[BEGIN]
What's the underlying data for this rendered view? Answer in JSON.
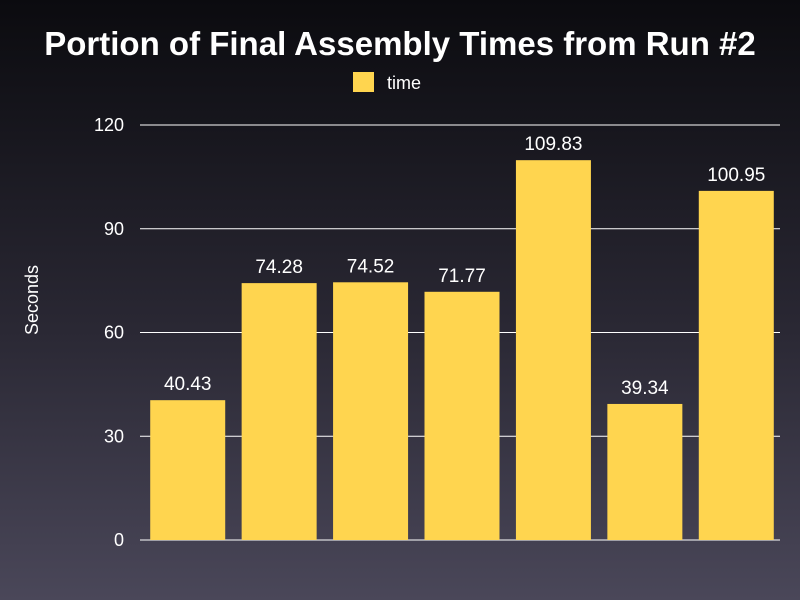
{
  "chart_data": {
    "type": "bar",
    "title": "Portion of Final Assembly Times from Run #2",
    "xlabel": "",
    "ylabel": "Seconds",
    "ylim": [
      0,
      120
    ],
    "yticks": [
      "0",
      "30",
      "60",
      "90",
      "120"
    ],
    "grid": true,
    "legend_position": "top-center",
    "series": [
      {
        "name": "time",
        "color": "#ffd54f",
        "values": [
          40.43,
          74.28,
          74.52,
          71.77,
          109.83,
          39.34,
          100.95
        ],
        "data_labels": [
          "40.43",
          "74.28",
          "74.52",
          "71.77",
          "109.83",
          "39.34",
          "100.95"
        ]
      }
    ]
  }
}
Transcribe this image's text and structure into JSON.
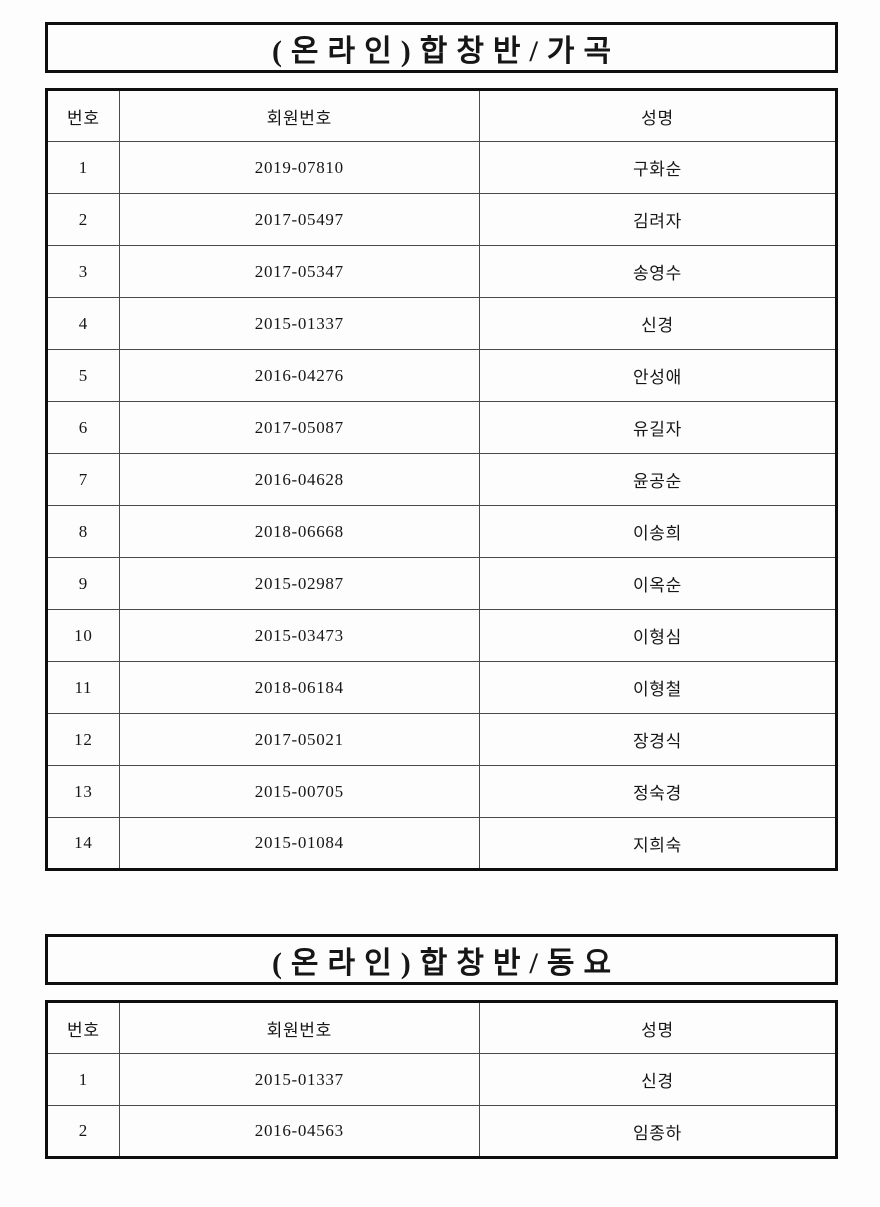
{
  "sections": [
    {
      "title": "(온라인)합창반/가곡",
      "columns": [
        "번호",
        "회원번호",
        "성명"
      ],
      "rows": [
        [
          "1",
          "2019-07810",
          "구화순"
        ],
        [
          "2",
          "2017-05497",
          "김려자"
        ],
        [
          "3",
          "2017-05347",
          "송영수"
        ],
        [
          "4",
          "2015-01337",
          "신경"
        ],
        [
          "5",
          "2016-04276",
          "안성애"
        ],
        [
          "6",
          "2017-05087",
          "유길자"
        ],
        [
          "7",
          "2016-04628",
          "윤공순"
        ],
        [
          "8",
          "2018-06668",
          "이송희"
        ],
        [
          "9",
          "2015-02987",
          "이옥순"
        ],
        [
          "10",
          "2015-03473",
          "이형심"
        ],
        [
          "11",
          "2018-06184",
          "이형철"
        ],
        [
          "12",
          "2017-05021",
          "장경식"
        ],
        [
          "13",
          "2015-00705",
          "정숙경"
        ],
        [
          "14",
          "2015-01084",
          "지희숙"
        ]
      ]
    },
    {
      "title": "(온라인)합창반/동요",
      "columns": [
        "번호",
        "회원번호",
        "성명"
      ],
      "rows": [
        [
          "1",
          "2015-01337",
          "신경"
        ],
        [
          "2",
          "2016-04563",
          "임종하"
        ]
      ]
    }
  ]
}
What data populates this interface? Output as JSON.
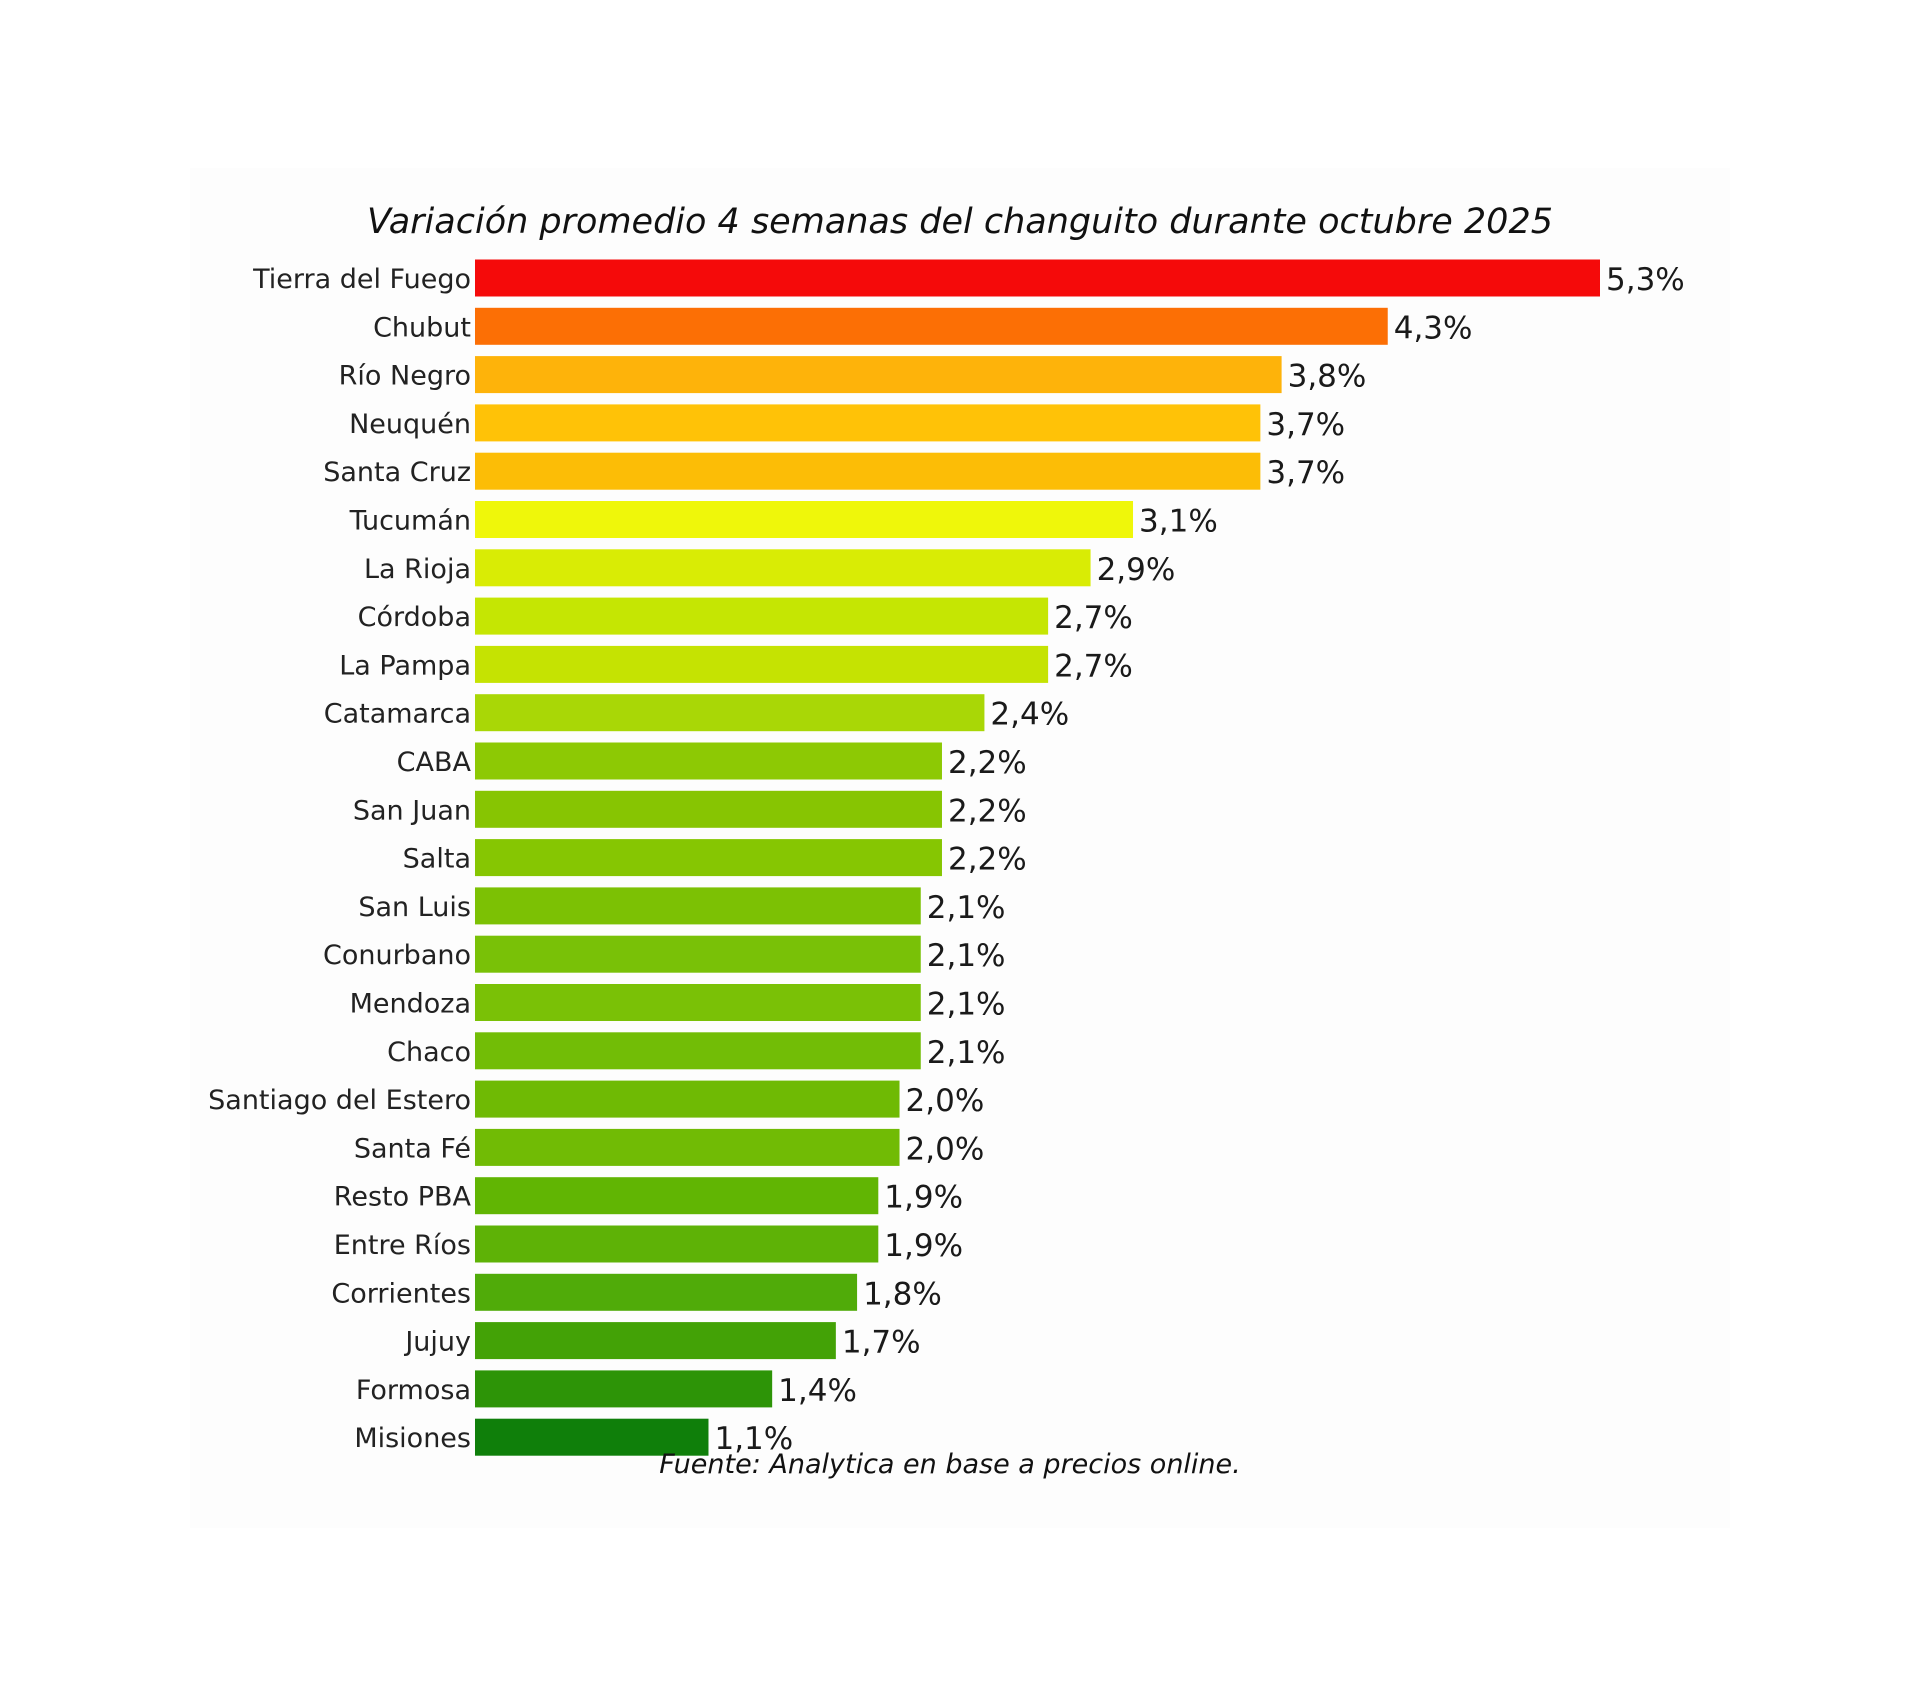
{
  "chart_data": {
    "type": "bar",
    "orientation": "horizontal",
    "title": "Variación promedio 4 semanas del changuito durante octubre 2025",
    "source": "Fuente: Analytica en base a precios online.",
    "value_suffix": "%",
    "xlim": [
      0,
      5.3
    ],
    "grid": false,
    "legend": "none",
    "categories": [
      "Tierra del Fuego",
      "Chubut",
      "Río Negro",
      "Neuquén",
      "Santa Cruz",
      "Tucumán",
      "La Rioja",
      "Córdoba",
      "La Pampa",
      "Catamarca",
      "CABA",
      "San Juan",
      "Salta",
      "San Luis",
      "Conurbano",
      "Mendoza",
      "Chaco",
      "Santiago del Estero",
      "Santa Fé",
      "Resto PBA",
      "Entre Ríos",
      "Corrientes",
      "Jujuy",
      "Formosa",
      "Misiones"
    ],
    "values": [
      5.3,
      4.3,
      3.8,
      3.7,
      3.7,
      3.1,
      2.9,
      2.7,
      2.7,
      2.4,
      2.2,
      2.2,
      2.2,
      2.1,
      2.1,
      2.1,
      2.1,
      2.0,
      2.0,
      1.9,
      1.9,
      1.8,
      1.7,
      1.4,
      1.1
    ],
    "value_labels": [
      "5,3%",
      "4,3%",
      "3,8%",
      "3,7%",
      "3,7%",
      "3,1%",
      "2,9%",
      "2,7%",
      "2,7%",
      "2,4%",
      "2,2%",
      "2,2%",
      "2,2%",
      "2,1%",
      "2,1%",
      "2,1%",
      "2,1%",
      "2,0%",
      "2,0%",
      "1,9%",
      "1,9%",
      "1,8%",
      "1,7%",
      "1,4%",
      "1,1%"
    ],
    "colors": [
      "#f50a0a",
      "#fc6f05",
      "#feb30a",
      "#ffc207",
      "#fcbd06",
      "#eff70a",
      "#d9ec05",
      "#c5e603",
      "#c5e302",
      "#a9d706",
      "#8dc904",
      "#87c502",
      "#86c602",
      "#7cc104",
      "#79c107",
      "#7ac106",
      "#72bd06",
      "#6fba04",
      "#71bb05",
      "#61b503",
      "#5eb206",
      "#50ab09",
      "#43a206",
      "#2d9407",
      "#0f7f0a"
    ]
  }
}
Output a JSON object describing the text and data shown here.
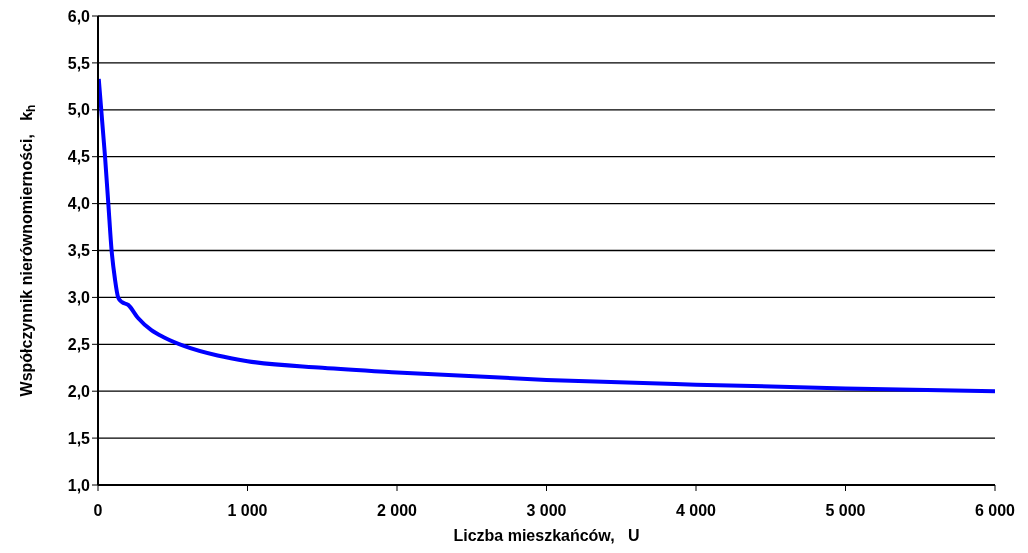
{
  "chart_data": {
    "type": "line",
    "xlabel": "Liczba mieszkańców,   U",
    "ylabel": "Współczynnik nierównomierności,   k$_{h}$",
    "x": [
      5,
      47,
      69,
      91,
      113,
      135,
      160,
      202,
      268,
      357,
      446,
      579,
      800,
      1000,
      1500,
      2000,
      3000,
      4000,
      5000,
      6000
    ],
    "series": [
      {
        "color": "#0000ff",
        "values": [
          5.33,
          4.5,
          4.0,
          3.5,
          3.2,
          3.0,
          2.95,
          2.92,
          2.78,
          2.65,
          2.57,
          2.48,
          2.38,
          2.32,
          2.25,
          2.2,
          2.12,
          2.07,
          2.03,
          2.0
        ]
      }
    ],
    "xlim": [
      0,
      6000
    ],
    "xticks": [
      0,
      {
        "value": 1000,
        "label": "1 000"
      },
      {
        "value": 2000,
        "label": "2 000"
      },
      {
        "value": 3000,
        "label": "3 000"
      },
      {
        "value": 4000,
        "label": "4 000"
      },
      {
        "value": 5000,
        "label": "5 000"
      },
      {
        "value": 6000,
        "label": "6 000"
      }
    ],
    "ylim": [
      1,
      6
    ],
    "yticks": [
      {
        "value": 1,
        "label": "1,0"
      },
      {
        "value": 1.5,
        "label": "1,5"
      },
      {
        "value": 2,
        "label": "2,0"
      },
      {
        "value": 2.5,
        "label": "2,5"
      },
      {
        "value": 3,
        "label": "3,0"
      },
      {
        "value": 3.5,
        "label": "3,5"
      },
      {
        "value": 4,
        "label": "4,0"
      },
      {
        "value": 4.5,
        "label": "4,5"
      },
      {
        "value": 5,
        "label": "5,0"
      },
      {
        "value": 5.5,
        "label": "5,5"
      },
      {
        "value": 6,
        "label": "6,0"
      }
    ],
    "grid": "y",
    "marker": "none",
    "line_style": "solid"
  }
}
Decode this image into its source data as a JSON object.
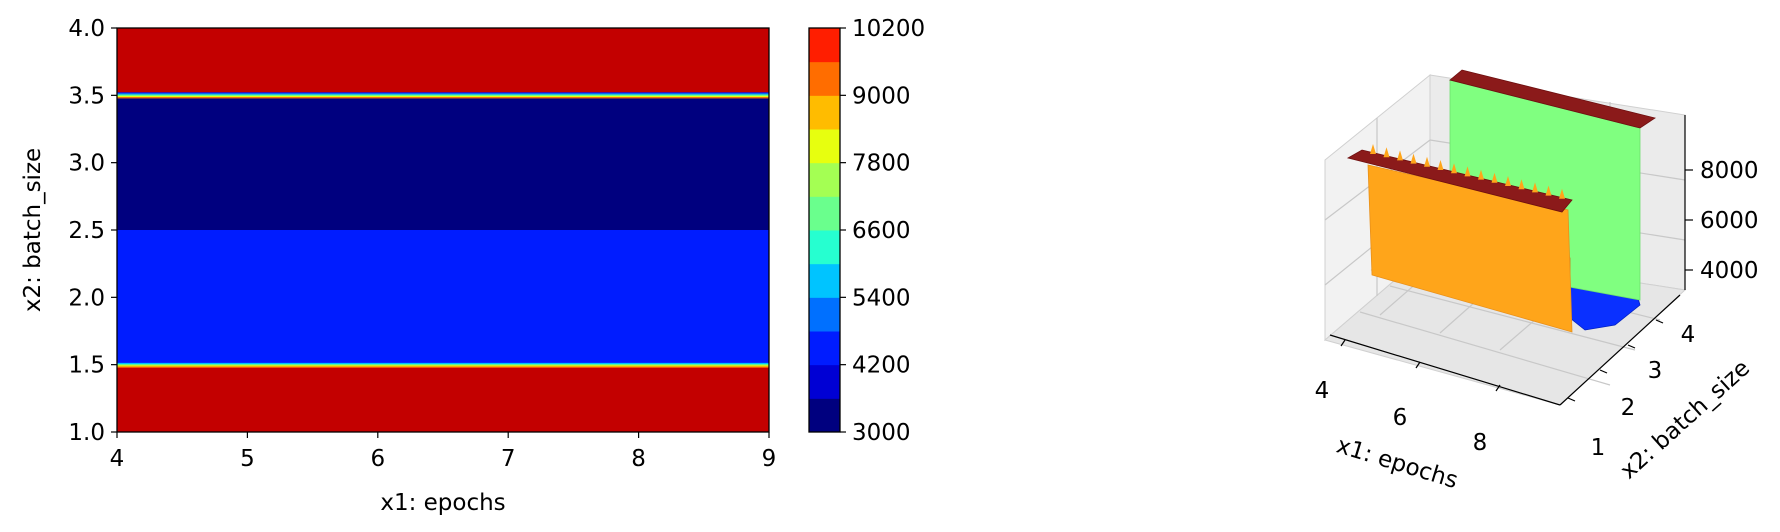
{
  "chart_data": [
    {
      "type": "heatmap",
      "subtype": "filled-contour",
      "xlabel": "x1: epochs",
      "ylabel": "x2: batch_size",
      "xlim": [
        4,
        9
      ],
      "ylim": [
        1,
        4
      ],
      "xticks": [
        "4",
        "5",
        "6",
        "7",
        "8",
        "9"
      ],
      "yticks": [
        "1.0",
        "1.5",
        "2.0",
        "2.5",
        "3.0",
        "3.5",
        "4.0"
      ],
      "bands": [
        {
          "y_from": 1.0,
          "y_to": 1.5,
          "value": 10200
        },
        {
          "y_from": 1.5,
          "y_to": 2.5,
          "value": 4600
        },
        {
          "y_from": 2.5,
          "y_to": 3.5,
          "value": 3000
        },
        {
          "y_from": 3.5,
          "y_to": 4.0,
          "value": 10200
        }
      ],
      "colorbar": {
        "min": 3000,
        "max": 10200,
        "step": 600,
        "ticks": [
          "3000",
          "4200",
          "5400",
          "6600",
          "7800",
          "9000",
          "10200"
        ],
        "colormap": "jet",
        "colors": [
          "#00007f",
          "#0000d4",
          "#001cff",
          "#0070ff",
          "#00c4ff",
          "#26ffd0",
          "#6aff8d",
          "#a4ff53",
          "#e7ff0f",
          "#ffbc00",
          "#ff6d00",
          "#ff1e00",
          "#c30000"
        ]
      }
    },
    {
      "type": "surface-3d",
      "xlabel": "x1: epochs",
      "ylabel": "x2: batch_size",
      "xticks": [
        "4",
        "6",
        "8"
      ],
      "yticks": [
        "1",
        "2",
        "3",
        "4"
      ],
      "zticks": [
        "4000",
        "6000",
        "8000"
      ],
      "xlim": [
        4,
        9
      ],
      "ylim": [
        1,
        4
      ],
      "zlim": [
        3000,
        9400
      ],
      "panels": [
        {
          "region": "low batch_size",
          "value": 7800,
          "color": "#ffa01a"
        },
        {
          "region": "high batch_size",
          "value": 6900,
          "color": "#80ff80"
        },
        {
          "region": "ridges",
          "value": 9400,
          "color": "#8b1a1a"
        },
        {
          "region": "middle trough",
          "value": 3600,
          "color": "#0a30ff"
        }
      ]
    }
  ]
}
[END]
▶ INSTRUCTIONS FOR THE TASK
Collect each line of the entries that has the word "this", copying it in full.

▶ RESPONSE TO THE EXERCISE
What's the underlying data for this rendered view? Answer in JSON.
Transcribe this image's text and structure into JSON.
What data populates this interface? Output as JSON.
Decode this image into its source data as a JSON object.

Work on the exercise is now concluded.